--- Auflistungen der Elementpositionen ---
▶

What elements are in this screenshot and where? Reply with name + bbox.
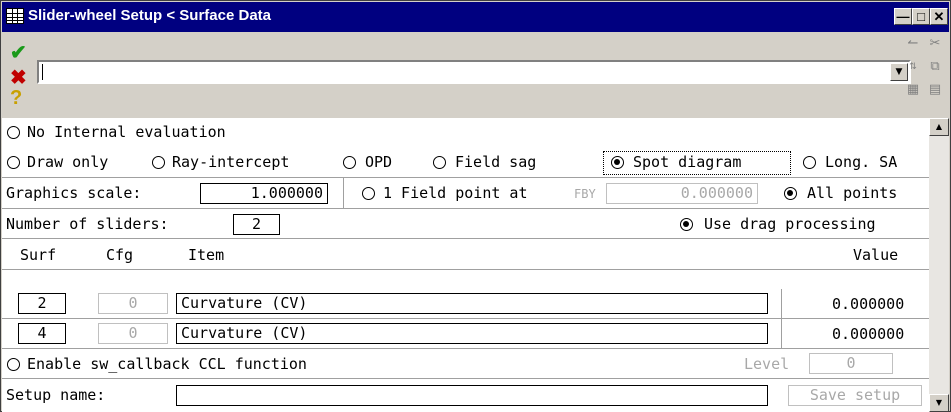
copy-icon[interactable]: ⧉ bbox=[926, 58, 944, 76]
column-header-value: Value bbox=[853, 246, 899, 264]
field-sag-radio[interactable] bbox=[433, 156, 446, 169]
level-input[interactable]: 0 bbox=[809, 353, 893, 374]
draw-only-label: Draw only bbox=[27, 153, 109, 171]
item-input[interactable]: Curvature (CV) bbox=[176, 323, 768, 344]
callback-row: Enable sw_callback CCL function Level 0 bbox=[2, 349, 929, 379]
value-text: 0.000000 bbox=[832, 295, 905, 313]
surf-input[interactable]: 4 bbox=[18, 323, 66, 344]
number-of-sliders-input[interactable]: 2 bbox=[233, 214, 280, 235]
title-bar[interactable]: Slider-wheel Setup < Surface Data — □ ✕ bbox=[2, 2, 949, 32]
minimize-icon[interactable]: — bbox=[894, 8, 912, 25]
setup-name-label: Setup name: bbox=[6, 386, 106, 404]
spot-diagram-radio[interactable] bbox=[611, 156, 624, 169]
opd-label: OPD bbox=[365, 153, 393, 171]
command-input[interactable]: ▼ bbox=[37, 60, 911, 84]
table-row: 4 0 Curvature (CV) 0.000000 bbox=[2, 319, 929, 349]
setup-name-row: Setup name: Save setup bbox=[2, 379, 929, 412]
sliders-row: Number of sliders: 2 Use drag processing bbox=[2, 209, 929, 239]
draw-only-radio[interactable] bbox=[7, 156, 20, 169]
setup-panel: No Internal evaluation Draw only Ray-int… bbox=[2, 118, 929, 412]
cfg-input[interactable]: 0 bbox=[98, 323, 168, 344]
column-header-surf: Surf bbox=[20, 246, 57, 264]
table-icon bbox=[6, 8, 24, 24]
field-sag-label: Field sag bbox=[455, 153, 537, 171]
table-row: 2 0 Curvature (CV) 0.000000 bbox=[2, 289, 929, 319]
graphics-scale-input[interactable]: 1.000000 bbox=[200, 183, 328, 204]
one-field-point-label: 1 Field point at bbox=[383, 184, 528, 202]
cfg-input[interactable]: 0 bbox=[98, 293, 168, 314]
sort-icon[interactable]: ⇅ bbox=[904, 58, 922, 76]
divider bbox=[343, 178, 344, 208]
column-header-item: Item bbox=[188, 246, 225, 264]
divider bbox=[781, 289, 782, 319]
save-setup-button[interactable]: Save setup bbox=[788, 385, 922, 406]
graphics-row: Graphics scale: 1.000000 1 Field point a… bbox=[2, 178, 929, 209]
header-divider bbox=[2, 269, 929, 270]
no-internal-label: No Internal evaluation bbox=[27, 123, 226, 141]
checkmark-icon[interactable]: ✔ bbox=[10, 40, 27, 65]
paste-icon[interactable]: ▤ bbox=[926, 81, 944, 99]
graphics-scale-label: Graphics scale: bbox=[6, 184, 142, 202]
enable-callback-label: Enable sw_callback CCL function bbox=[27, 355, 307, 373]
scroll-up-icon[interactable]: ▲ bbox=[929, 118, 949, 136]
drag-processing-label: Use drag processing bbox=[704, 215, 876, 233]
cut-icon[interactable]: ✂ bbox=[926, 35, 944, 53]
ray-intercept-label: Ray-intercept bbox=[172, 153, 290, 171]
scroll-down-icon[interactable]: ▼ bbox=[929, 394, 949, 412]
slider-table: Surf Cfg Item Value bbox=[2, 239, 929, 295]
grid-icon[interactable]: ▦ bbox=[904, 81, 922, 99]
fby-input[interactable]: 0.000000 bbox=[606, 183, 758, 204]
opd-radio[interactable] bbox=[343, 156, 356, 169]
undo-icon[interactable]: ↼ bbox=[904, 35, 922, 53]
slider-wheel-setup-window: Slider-wheel Setup < Surface Data — □ ✕ … bbox=[0, 0, 951, 412]
surf-input[interactable]: 2 bbox=[18, 293, 66, 314]
number-of-sliders-label: Number of sliders: bbox=[6, 215, 169, 233]
drag-processing-radio[interactable] bbox=[680, 218, 693, 231]
column-header-cfg: Cfg bbox=[106, 246, 134, 264]
fby-label: FBY bbox=[574, 187, 596, 201]
divider bbox=[781, 319, 782, 349]
all-points-label: All points bbox=[807, 184, 898, 202]
window-title: Slider-wheel Setup < Surface Data bbox=[28, 7, 271, 24]
one-field-point-radio[interactable] bbox=[362, 187, 375, 200]
eval-options-row: Draw only Ray-intercept OPD Field sag Sp… bbox=[2, 148, 929, 178]
ray-intercept-radio[interactable] bbox=[152, 156, 165, 169]
no-internal-row: No Internal evaluation bbox=[2, 119, 929, 148]
long-sa-radio[interactable] bbox=[803, 156, 816, 169]
setup-name-input[interactable] bbox=[176, 385, 768, 406]
command-bar: ✔ ✖ ? ▼ ↼ ✂ ⇅ ⧉ ▦ ▤ bbox=[2, 32, 949, 118]
no-internal-radio[interactable] bbox=[7, 126, 20, 139]
item-input[interactable]: Curvature (CV) bbox=[176, 293, 768, 314]
level-label: Level bbox=[744, 355, 790, 373]
maximize-icon[interactable]: □ bbox=[912, 8, 930, 25]
vertical-scrollbar[interactable]: ▲ ▼ bbox=[929, 118, 949, 412]
long-sa-label: Long. SA bbox=[825, 153, 898, 171]
all-points-radio[interactable] bbox=[784, 187, 797, 200]
text-caret bbox=[42, 64, 43, 80]
question-icon[interactable]: ? bbox=[10, 87, 22, 110]
spot-diagram-label: Spot diagram bbox=[633, 153, 742, 171]
close-icon[interactable]: ✕ bbox=[930, 8, 948, 25]
value-text: 0.000000 bbox=[832, 325, 905, 343]
enable-callback-radio[interactable] bbox=[7, 358, 20, 371]
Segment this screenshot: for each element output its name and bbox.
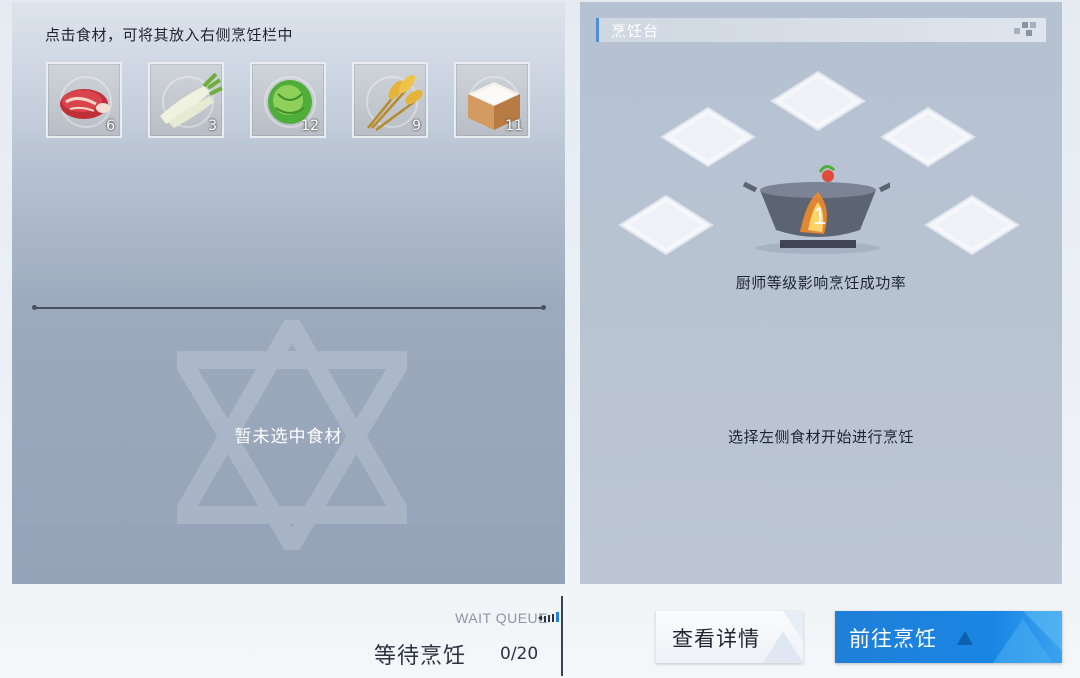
wait-queue-title: 等待烹饪 [374, 644, 467, 669]
pixel-deco-icon [1014, 22, 1036, 36]
ingredient-shelf [12, 2, 565, 302]
triangle-deco-icon [957, 611, 1062, 663]
ingredient-count: 3 [208, 118, 217, 134]
wait-queue-count: 0/20 [500, 644, 539, 664]
select-ingredient-hint: 选择左侧食材开始进行烹饪 [727, 428, 914, 446]
ingredient-count: 9 [412, 118, 421, 134]
ingredient-slot-rice[interactable]: 11 [454, 62, 530, 138]
triangle-deco-icon [763, 611, 803, 663]
station-header: 烹饪台 [596, 18, 1046, 42]
ingredient-slot-cabbage[interactable]: 12 [250, 62, 326, 138]
ingredient-count: 6 [106, 118, 115, 134]
signal-icon [538, 612, 559, 622]
go-cook-label: 前往烹饪 [849, 627, 937, 651]
ingredient-panel: 点击食材，可将其放入右侧烹饪栏中 6 3 12 9 11 暂未选中食材 [12, 2, 565, 584]
queue-divider [561, 596, 563, 676]
cooking-slot-4[interactable] [618, 194, 714, 256]
ingredient-count: 12 [301, 118, 319, 134]
ingredient-hint: 点击食材，可将其放入右侧烹饪栏中 [45, 26, 294, 44]
wait-queue-label: WAIT QUEUE [455, 610, 548, 626]
ingredient-slot-meat[interactable]: 6 [46, 62, 122, 138]
station-title: 烹饪台 [611, 22, 660, 40]
cooking-pot-icon: 1 [742, 165, 890, 254]
cooking-station-panel: 烹饪台 1 厨师等级影响烹饪成功率 选择左侧食材开始进行烹饪 [580, 2, 1062, 584]
ingredient-count: 11 [505, 118, 523, 134]
empty-selection-text: 暂未选中食材 [234, 427, 343, 447]
ingredient-slot-radish[interactable]: 3 [148, 62, 224, 138]
cooking-slot-5[interactable] [924, 194, 1020, 256]
cooking-slot-1[interactable] [770, 70, 866, 132]
ingredient-list: 6 3 12 9 11 [46, 62, 530, 138]
chef-level-hint: 厨师等级影响烹饪成功率 [735, 274, 907, 292]
ingredient-slot-wheat[interactable]: 9 [352, 62, 428, 138]
cooking-slot-3[interactable] [880, 106, 976, 168]
cooking-slot-2[interactable] [660, 106, 756, 168]
go-cook-button[interactable]: 前往烹饪 [835, 611, 1062, 663]
view-details-button[interactable]: 查看详情 [656, 611, 803, 663]
panel-divider [32, 305, 546, 310]
svg-text:1: 1 [813, 203, 826, 230]
wait-queue: WAIT QUEUE 等待烹饪 0/20 [360, 598, 560, 678]
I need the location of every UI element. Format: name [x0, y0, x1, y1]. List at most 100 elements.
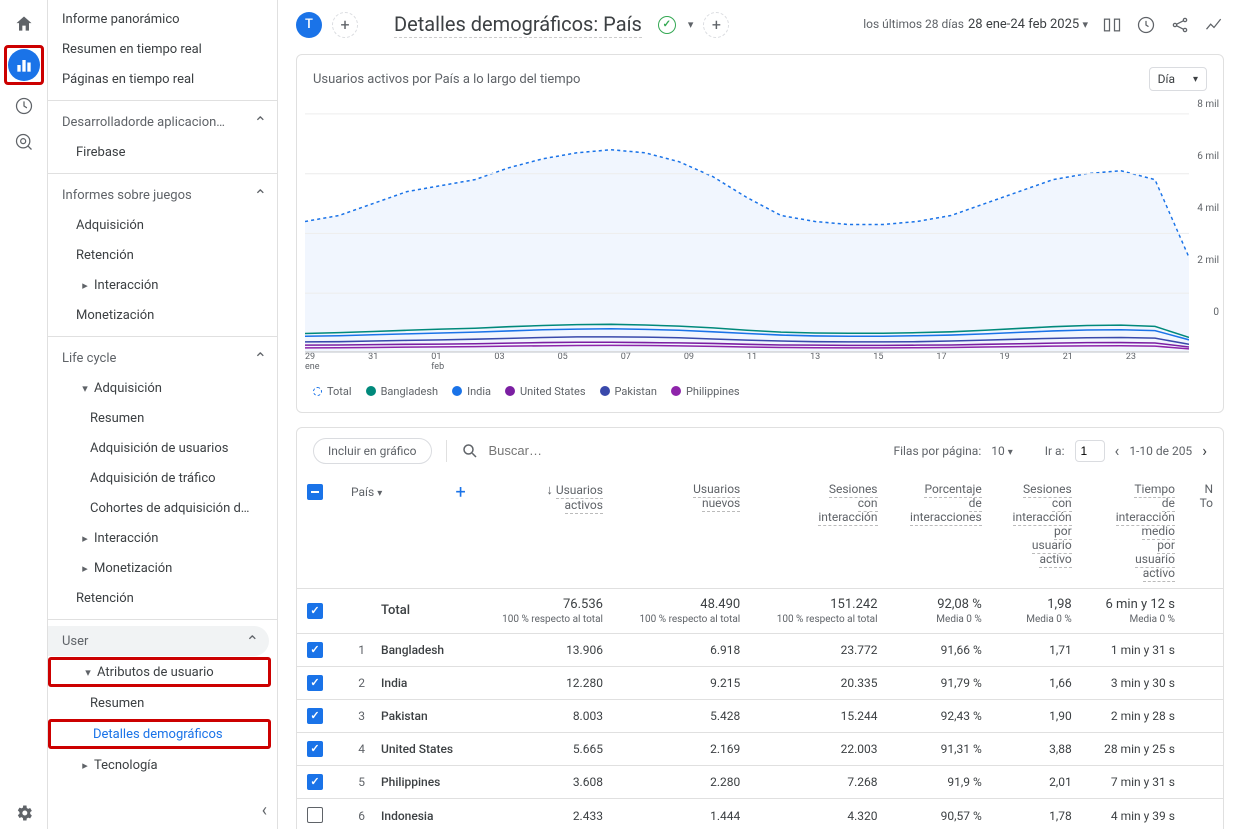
sidebar-acq-1[interactable]: Adquisición de usuarios — [48, 433, 277, 463]
table-row[interactable]: 4United States 5.6652.16922.00391,31 %3,… — [297, 732, 1223, 765]
sidebar-top-1[interactable]: Resumen en tiempo real — [48, 34, 277, 64]
legend-item[interactable]: Bangladesh — [366, 385, 439, 398]
sidebar-item-demographics[interactable]: Detalles demográficos — [51, 722, 268, 746]
sidebar-item-user-attributes[interactable]: ▾Atributos de usuario — [51, 660, 268, 684]
chart-card: Usuarios activos por País a lo largo del… — [296, 54, 1224, 413]
table-row[interactable]: 5Philippines 3.6082.2807.26891,9 %2,017 … — [297, 765, 1223, 798]
realtime-icon[interactable] — [1136, 15, 1156, 35]
column-header[interactable]: Sesionesconinteracción — [750, 474, 887, 589]
topbar: T + Detalles demográficos: País ▾ + los … — [278, 0, 1242, 50]
search-icon — [461, 442, 479, 460]
column-header[interactable]: Sesionesconinteracciónporusuarioactivo — [992, 474, 1082, 589]
table-row[interactable]: 1Bangladesh 13.9066.91823.77291,66 %1,71… — [297, 633, 1223, 666]
next-page-icon[interactable]: › — [1202, 441, 1207, 460]
search-input[interactable] — [487, 442, 880, 459]
plot-toggle-button[interactable]: Incluir en gráfico — [313, 438, 432, 464]
rows-per-page-label: Filas por página: — [893, 444, 981, 458]
explore-icon[interactable] — [8, 90, 40, 122]
legend-item[interactable]: United States — [505, 385, 585, 398]
row-checkbox[interactable] — [307, 642, 323, 658]
table-row[interactable]: 2India 12.2809.21520.33591,79 %1,663 min… — [297, 666, 1223, 699]
y-axis-label: 8 mil — [1197, 99, 1219, 110]
user-attributes-highlight: ▾Atributos de usuario — [48, 657, 271, 687]
compare-icon[interactable] — [1102, 15, 1122, 35]
table-row[interactable]: 3Pakistan 8.0035.42815.24492,43 %1,902 m… — [297, 699, 1223, 732]
sidebar-item-technology[interactable]: ▸Tecnología — [48, 750, 277, 780]
reports-icon[interactable] — [8, 49, 40, 81]
status-ok-icon[interactable] — [658, 16, 676, 34]
share-icon[interactable] — [1170, 15, 1190, 35]
legend-item[interactable]: Pakistan — [600, 385, 657, 398]
section-developer[interactable]: Desarrolladorde aplicacion…⌃ — [48, 107, 277, 137]
table-row[interactable]: 6Indonesia 2.4331.4444.32090,57 %1,784 m… — [297, 798, 1223, 829]
row-checkbox[interactable] — [307, 675, 323, 691]
total-checkbox[interactable] — [307, 603, 323, 619]
insights-icon[interactable] — [1204, 15, 1224, 35]
demographics-highlight: Detalles demográficos — [48, 719, 271, 749]
chart-legend: Total Bangladesh India United States Pakista… — [297, 377, 1223, 412]
caret-right-icon: ▸ — [76, 759, 94, 772]
sidebar-life-2[interactable]: Retención — [48, 583, 277, 613]
sidebar-acq-2[interactable]: Adquisición de tráfico — [48, 463, 277, 493]
sidebar-life-0[interactable]: ▸Interacción — [48, 523, 277, 553]
column-header[interactable]: Usuariosnuevos — [613, 474, 750, 589]
sidebar-games-1[interactable]: Retención — [48, 240, 277, 270]
sidebar-item-acquisition[interactable]: ▾Adquisición — [48, 373, 277, 403]
sidebar-games-2[interactable]: ▸Interacción — [48, 270, 277, 300]
reports-highlight — [4, 45, 44, 85]
sidebar-top-2[interactable]: Páginas en tiempo real — [48, 64, 277, 94]
column-header[interactable]: Porcentajedeinteracciones — [888, 474, 992, 589]
add-dimension-button[interactable]: + — [455, 482, 465, 503]
rows-per-page-select[interactable]: 10 ▾ — [991, 444, 1013, 458]
sidebar-dev-0[interactable]: Firebase — [48, 137, 277, 167]
data-table: País ▾+↓UsuariosactivosUsuariosnuevosSes… — [297, 474, 1223, 829]
section-user[interactable]: User⌃ — [48, 626, 269, 656]
legend-item[interactable]: Philippines — [671, 385, 740, 398]
select-all-checkbox[interactable] — [307, 484, 323, 500]
y-axis-label: 2 mil — [1197, 255, 1219, 266]
goto-label: Ir a: — [1045, 444, 1065, 458]
date-range-picker[interactable]: los últimos 28 días28 ene-24 feb 2025 ▾ — [863, 17, 1088, 32]
sidebar-life-1[interactable]: ▸Monetización — [48, 553, 277, 583]
row-checkbox[interactable] — [307, 741, 323, 757]
chevron-up-icon: ⌃ — [254, 349, 267, 368]
page-title: Detalles demográficos: País — [394, 12, 642, 38]
sidebar-games-3[interactable]: Monetización — [48, 300, 277, 330]
title-dropdown-icon[interactable]: ▾ — [688, 18, 694, 31]
row-checkbox[interactable] — [307, 807, 323, 823]
section-games[interactable]: Informes sobre juegos⌃ — [48, 180, 277, 210]
column-header[interactable]: NTo — [1185, 474, 1223, 589]
column-header[interactable]: ↓Usuariosactivos — [476, 474, 613, 589]
property-badge[interactable]: T — [296, 12, 322, 38]
caret-down-icon: ▾ — [79, 666, 97, 679]
prev-page-icon[interactable]: ‹ — [1115, 441, 1120, 460]
add-comparison-button[interactable]: + — [332, 12, 358, 38]
sidebar-acq-0[interactable]: Resumen — [48, 403, 277, 433]
settings-icon[interactable] — [8, 797, 40, 829]
total-row: Total 76.536100 % respecto al total 48.4… — [297, 588, 1223, 633]
section-lifecycle[interactable]: Life cycle⌃ — [48, 343, 277, 373]
home-icon[interactable] — [8, 8, 40, 40]
legend-item[interactable]: India — [452, 385, 491, 398]
chevron-up-icon: ⌃ — [254, 113, 267, 132]
legend-item[interactable]: Total — [313, 385, 352, 398]
sidebar-item-summary[interactable]: Resumen — [48, 688, 277, 718]
y-axis-label: 4 mil — [1197, 203, 1219, 214]
row-checkbox[interactable] — [307, 774, 323, 790]
goto-input[interactable] — [1075, 440, 1105, 462]
advertising-icon[interactable] — [8, 126, 40, 158]
caret-down-icon: ▾ — [76, 382, 94, 395]
sidebar-top-0[interactable]: Informe panorámico — [48, 4, 277, 34]
collapse-sidebar-icon[interactable]: ‹ — [262, 800, 267, 821]
sidebar-acq-3[interactable]: Cohortes de adquisición d… — [48, 493, 277, 523]
country-header[interactable]: País ▾ — [351, 485, 382, 499]
chart-plot[interactable]: 8 mil6 mil4 mil2 mil0 — [297, 103, 1223, 353]
granularity-select[interactable]: Día▾ — [1149, 67, 1207, 91]
add-button[interactable]: + — [703, 12, 729, 38]
sidebar: Informe panorámicoResumen en tiempo real… — [48, 0, 278, 829]
sidebar-games-0[interactable]: Adquisición — [48, 210, 277, 240]
chevron-up-icon: ⌃ — [254, 186, 267, 205]
chart-title: Usuarios activos por País a lo largo del… — [313, 72, 580, 87]
column-header[interactable]: Tiempodeinteracciónmedioporusuarioactivo — [1082, 474, 1185, 589]
row-checkbox[interactable] — [307, 708, 323, 724]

◀

--- Ihre Aufgabe ---
Schreiben Sie aus der Auflistung die Zeilen unverändert ab, beginnend mit der Zeile, die „sidebar-acq-1[interactable]: Adquisición de“ enthält, bis einschließlich der Zeile mit „search-icon — [461, 442, 479, 460]“.

--- Richtige Antwort ---
sidebar-acq-1[interactable]: Adquisición de usuarios — [48, 433, 277, 463]
table-row[interactable]: 4United States 5.6652.16922.00391,31 %3,… — [297, 732, 1223, 765]
sidebar-top-1[interactable]: Resumen en tiempo real — [48, 34, 277, 64]
legend-item[interactable]: Bangladesh — [366, 385, 439, 398]
sidebar-item-demographics[interactable]: Detalles demográficos — [51, 722, 268, 746]
sidebar-item-user-attributes[interactable]: ▾Atributos de usuario — [51, 660, 268, 684]
chart-card: Usuarios activos por País a lo largo del… — [296, 54, 1224, 413]
table-row[interactable]: 5Philippines 3.6082.2807.26891,9 %2,017 … — [297, 765, 1223, 798]
realtime-icon[interactable] — [1136, 15, 1156, 35]
column-header[interactable]: Sesionesconinteracción — [750, 474, 887, 589]
topbar: T + Detalles demográficos: País ▾ + los … — [278, 0, 1242, 50]
search-icon — [461, 442, 479, 460]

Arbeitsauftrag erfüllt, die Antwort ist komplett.